(Records that describe figures)
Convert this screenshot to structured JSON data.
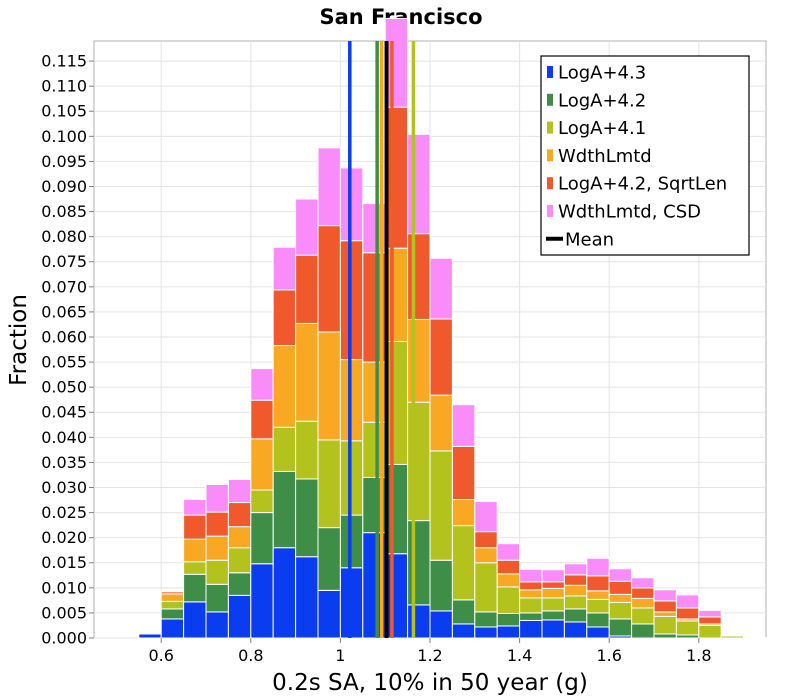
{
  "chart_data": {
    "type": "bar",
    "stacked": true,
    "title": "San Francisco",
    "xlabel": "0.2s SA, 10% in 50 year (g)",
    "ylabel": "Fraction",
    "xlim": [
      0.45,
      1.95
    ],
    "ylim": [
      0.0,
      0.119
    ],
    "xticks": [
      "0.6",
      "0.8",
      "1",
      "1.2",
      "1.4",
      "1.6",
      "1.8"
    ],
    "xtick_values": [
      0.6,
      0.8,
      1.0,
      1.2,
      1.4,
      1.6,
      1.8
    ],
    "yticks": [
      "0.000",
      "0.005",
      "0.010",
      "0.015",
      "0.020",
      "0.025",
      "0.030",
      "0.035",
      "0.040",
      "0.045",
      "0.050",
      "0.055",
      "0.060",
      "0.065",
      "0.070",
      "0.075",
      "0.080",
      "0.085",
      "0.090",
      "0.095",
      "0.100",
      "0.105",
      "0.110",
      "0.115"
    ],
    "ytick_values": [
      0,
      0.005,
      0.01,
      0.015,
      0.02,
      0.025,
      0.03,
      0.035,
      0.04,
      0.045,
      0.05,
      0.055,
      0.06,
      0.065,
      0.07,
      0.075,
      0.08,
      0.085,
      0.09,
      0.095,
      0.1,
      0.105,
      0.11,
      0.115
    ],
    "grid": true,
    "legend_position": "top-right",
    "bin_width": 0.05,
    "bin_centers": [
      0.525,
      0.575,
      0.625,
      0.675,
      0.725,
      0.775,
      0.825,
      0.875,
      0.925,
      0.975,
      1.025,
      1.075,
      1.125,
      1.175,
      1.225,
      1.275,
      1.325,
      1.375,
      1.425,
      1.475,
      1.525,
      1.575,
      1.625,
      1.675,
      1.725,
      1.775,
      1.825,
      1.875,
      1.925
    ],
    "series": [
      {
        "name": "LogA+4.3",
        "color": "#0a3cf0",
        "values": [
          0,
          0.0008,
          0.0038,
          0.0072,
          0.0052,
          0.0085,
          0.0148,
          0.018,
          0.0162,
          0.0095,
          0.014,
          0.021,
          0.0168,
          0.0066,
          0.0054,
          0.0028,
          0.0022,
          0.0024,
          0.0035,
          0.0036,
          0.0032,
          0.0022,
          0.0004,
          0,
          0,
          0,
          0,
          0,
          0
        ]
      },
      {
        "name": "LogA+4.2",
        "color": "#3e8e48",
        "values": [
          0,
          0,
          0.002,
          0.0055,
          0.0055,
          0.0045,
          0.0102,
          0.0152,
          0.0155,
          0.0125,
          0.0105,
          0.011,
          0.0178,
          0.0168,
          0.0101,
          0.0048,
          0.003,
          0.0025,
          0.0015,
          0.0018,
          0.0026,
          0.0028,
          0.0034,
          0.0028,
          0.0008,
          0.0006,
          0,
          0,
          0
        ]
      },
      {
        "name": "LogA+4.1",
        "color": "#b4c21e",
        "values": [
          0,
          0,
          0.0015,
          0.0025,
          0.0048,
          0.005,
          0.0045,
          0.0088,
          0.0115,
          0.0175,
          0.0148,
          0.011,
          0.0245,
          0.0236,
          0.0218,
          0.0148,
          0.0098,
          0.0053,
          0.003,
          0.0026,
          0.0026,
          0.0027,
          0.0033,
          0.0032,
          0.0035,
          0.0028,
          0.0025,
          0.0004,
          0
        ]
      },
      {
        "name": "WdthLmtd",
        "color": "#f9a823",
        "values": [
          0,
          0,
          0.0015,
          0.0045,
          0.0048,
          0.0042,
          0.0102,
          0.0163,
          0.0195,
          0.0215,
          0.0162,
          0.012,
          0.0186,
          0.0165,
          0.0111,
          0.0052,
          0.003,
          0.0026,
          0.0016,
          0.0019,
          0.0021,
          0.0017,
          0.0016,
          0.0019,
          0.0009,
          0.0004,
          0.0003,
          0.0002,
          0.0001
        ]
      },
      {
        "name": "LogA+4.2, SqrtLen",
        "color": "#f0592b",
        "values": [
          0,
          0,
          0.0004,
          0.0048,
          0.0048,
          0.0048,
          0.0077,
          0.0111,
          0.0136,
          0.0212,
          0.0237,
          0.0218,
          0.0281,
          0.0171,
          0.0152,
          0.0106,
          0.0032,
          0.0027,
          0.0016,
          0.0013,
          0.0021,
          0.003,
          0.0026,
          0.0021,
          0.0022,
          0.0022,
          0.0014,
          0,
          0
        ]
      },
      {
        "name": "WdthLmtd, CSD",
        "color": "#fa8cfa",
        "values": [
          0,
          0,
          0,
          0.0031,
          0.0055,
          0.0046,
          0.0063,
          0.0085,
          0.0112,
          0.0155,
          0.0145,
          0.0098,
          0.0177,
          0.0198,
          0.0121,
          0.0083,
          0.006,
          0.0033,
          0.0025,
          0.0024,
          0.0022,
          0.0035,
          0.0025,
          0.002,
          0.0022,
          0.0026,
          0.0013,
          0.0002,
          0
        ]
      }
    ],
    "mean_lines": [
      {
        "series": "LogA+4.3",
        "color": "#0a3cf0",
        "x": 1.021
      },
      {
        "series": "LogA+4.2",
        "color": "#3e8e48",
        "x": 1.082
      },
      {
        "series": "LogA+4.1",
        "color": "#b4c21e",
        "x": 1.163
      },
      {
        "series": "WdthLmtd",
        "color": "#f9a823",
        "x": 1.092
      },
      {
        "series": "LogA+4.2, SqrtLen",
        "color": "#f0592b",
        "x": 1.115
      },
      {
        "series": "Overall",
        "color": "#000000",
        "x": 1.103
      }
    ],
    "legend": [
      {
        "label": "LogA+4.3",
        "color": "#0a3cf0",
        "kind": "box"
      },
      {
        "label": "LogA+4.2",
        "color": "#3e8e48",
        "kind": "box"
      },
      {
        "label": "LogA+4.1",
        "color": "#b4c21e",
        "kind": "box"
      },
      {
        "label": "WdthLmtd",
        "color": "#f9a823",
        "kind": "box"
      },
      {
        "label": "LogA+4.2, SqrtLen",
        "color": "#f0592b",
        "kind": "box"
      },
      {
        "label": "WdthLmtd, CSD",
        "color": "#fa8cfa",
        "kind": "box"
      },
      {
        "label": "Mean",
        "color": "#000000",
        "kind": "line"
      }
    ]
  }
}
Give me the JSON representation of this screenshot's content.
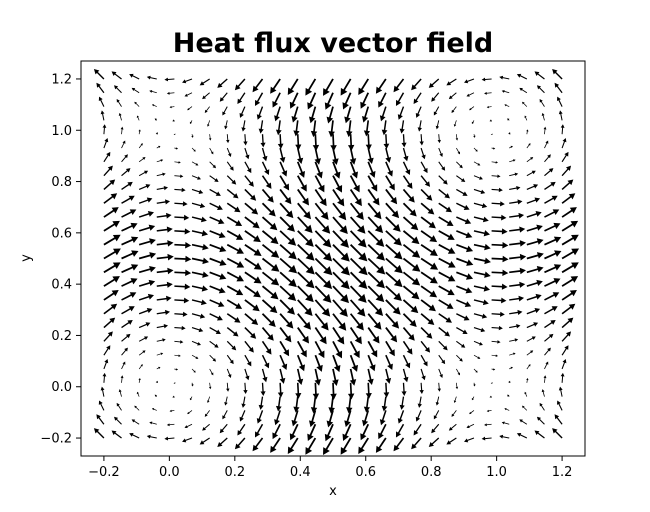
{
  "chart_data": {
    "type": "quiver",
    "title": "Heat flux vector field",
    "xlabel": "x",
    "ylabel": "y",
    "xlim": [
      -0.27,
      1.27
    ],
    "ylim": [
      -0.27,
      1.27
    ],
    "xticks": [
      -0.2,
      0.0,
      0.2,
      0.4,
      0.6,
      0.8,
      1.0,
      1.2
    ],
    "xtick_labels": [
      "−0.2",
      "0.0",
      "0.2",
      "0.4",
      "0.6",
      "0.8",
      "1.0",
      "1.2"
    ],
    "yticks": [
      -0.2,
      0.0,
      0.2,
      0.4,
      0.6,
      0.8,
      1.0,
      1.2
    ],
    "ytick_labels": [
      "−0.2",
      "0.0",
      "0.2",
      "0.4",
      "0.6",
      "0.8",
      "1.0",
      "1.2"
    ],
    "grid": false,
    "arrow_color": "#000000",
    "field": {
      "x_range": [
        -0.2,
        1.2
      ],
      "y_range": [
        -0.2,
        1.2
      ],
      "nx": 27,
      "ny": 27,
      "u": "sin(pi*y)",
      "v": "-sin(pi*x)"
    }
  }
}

To do> Which lines in the data above contain "SqrtLen"? Show each one.

Solution to the exercise>
        "name": "LogA+4.2, SqrtLen",
        "series": "LogA+4.2, SqrtLen",
        "label": "LogA+4.2, SqrtLen",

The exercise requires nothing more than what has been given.